[Document content entries]
******************************
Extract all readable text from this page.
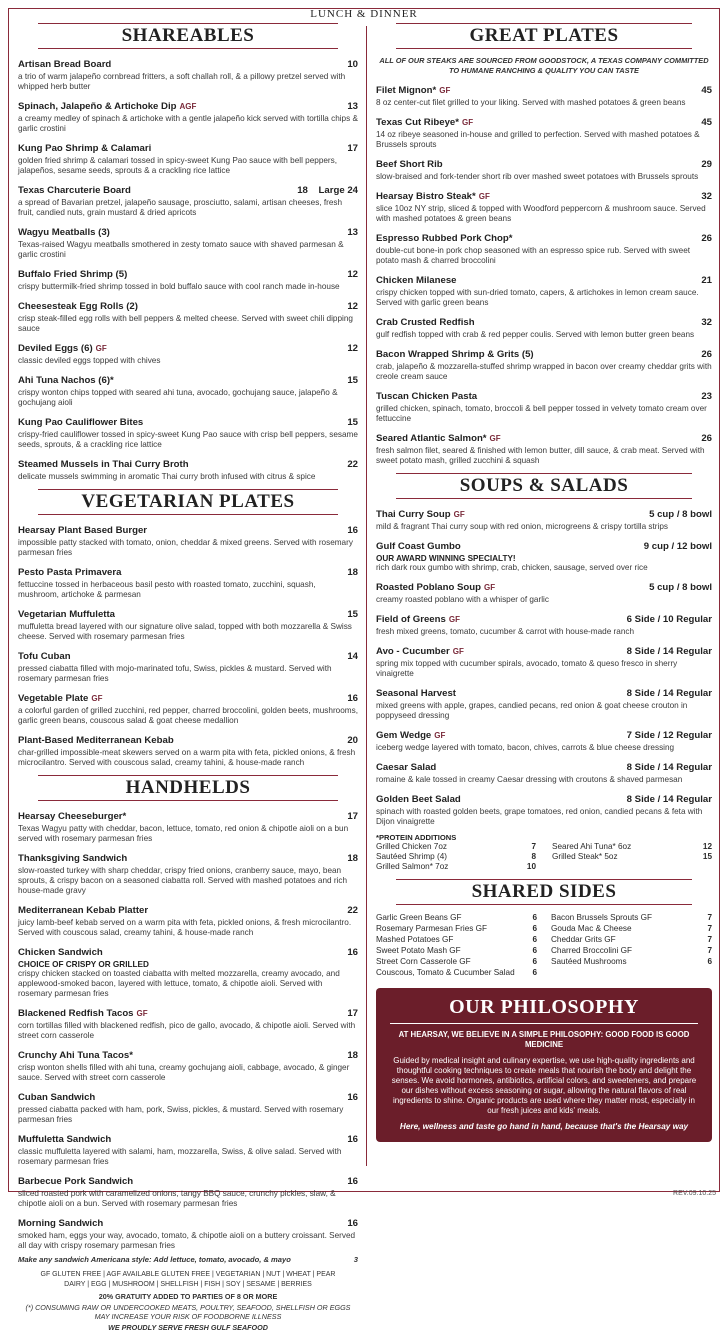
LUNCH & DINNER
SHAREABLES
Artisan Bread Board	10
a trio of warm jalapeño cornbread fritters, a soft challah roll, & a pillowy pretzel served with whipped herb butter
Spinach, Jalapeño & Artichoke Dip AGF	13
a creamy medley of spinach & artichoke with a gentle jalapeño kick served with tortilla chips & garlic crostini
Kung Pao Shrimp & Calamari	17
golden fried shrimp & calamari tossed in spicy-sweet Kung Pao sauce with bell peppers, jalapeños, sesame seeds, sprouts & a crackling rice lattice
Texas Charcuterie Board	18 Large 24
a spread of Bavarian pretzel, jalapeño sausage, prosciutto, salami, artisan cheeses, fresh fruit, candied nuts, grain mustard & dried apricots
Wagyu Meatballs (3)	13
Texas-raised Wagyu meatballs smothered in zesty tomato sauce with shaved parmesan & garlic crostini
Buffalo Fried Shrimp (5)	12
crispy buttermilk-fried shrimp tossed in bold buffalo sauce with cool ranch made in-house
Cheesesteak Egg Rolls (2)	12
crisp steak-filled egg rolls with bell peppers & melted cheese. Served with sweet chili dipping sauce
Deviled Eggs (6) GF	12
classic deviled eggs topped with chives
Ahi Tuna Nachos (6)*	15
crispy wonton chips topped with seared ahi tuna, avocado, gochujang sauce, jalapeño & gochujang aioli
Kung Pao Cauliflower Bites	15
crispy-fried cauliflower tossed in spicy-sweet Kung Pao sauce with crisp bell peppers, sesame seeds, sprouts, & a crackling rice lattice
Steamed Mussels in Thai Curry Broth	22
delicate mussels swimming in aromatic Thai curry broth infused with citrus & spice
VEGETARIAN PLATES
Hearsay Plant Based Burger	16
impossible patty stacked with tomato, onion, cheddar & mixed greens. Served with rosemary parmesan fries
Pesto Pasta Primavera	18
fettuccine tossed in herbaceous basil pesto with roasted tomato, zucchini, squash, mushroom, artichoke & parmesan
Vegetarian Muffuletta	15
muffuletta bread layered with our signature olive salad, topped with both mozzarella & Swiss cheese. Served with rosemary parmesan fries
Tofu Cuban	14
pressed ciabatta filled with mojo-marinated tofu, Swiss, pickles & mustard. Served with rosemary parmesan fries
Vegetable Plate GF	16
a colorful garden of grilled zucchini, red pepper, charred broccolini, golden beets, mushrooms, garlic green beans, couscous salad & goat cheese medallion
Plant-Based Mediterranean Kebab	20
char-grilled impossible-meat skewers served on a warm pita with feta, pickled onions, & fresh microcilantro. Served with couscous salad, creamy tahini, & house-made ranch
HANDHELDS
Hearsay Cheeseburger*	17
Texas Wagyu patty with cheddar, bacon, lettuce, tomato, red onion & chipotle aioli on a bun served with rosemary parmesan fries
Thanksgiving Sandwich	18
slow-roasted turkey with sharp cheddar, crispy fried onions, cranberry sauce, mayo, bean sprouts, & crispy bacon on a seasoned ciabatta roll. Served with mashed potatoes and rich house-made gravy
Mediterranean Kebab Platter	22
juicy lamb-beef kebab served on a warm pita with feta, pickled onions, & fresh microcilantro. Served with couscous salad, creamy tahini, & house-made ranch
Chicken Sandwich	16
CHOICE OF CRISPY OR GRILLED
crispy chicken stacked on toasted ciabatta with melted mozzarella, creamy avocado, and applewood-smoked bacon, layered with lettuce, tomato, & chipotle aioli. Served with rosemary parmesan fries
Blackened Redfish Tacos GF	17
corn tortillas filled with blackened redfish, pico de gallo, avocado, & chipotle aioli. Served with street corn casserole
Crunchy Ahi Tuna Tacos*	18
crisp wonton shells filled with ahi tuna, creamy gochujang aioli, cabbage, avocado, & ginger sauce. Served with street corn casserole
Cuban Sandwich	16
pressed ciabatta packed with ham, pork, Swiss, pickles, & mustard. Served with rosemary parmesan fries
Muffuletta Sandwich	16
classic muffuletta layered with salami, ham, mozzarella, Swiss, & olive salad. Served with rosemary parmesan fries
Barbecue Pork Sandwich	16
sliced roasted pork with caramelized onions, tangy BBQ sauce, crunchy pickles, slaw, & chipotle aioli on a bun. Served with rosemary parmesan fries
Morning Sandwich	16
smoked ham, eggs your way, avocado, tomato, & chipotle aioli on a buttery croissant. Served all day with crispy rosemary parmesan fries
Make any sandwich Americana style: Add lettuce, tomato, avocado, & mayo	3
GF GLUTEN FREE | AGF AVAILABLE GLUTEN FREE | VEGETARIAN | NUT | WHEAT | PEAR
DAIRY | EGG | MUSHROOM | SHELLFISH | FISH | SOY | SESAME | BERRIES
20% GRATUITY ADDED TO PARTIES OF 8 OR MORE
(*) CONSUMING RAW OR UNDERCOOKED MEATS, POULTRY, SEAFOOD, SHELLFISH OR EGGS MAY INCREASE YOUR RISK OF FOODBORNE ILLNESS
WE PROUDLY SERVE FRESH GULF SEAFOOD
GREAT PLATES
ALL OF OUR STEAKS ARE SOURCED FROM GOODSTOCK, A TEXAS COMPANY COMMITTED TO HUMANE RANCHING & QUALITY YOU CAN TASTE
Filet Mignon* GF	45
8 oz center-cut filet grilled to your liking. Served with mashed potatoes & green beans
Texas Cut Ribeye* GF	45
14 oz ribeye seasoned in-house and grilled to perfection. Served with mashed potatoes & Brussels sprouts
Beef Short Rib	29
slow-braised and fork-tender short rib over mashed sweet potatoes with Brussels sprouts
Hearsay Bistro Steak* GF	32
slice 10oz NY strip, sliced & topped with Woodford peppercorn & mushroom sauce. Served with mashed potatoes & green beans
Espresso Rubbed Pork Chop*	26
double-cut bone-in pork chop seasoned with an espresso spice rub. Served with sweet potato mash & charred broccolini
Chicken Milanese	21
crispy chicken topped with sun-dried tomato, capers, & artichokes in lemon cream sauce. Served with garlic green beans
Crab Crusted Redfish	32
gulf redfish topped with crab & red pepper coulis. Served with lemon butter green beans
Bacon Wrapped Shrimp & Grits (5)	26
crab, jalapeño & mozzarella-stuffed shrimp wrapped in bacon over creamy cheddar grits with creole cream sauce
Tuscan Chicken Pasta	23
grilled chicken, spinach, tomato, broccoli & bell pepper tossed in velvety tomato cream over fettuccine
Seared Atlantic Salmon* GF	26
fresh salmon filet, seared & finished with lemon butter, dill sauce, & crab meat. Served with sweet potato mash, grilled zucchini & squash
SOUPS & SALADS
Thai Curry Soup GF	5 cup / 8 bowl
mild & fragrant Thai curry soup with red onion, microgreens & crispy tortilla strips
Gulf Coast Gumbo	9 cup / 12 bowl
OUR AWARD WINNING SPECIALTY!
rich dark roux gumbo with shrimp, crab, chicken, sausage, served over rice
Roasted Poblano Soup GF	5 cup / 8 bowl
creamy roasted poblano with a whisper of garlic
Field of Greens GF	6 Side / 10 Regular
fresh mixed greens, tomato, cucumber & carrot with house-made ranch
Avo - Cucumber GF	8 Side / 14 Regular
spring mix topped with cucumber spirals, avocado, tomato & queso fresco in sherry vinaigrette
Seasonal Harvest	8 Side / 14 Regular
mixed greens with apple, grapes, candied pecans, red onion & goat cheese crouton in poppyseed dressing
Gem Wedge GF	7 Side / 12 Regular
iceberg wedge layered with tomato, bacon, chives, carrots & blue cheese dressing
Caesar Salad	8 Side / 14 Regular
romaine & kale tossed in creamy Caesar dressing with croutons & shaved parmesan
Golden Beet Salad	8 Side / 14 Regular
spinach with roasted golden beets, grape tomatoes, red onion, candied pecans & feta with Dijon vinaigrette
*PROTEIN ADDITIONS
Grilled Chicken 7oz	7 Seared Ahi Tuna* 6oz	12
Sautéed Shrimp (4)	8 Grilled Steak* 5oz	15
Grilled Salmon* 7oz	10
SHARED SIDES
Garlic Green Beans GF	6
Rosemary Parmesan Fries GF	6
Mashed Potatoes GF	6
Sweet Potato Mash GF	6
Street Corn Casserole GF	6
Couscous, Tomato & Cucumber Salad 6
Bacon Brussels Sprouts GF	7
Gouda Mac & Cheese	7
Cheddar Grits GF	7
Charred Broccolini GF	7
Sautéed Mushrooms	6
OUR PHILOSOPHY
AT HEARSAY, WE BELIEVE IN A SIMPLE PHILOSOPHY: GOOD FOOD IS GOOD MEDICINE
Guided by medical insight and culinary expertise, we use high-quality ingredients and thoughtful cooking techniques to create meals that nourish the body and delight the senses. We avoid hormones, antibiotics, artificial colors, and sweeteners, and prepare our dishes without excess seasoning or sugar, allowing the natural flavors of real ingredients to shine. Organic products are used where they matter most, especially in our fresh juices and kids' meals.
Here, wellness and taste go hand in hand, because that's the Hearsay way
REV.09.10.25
******************************
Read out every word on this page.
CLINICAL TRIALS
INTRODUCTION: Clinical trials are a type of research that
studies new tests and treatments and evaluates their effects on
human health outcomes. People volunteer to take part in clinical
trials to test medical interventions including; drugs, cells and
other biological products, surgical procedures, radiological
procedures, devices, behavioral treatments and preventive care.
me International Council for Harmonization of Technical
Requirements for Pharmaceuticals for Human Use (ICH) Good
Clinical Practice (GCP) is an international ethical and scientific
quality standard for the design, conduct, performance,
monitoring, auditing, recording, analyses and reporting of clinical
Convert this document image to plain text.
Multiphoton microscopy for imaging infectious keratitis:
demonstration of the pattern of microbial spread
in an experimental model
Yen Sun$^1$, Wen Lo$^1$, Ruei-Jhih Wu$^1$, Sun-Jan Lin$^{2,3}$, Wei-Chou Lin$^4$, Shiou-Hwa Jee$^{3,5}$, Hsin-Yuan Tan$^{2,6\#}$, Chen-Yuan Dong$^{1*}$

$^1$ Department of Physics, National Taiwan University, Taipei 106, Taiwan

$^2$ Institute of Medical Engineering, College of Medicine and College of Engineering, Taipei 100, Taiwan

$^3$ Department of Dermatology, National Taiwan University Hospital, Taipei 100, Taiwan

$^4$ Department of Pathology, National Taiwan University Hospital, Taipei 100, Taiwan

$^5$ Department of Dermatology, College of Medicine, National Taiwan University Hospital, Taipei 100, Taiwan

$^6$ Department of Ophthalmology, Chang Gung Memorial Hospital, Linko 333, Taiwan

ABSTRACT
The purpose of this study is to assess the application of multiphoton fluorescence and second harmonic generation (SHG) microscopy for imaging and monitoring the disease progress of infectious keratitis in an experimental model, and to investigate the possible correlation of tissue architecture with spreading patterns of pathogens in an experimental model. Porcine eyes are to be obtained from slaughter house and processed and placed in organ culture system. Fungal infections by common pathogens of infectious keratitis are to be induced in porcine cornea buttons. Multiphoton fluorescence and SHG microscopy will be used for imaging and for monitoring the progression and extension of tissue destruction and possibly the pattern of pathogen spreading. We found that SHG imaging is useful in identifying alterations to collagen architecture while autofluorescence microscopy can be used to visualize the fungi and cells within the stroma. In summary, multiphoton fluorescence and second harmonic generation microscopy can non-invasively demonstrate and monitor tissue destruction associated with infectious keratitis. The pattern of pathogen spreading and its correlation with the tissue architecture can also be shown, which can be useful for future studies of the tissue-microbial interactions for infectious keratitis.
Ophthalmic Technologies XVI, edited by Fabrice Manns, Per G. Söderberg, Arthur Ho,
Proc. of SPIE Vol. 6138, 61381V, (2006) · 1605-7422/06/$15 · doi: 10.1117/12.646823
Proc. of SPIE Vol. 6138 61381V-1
******************************
Copy every line of the data above in which the string "Board" appears.

Artisan Bread Board	10
Texas Charcuterie Board	18 Large 24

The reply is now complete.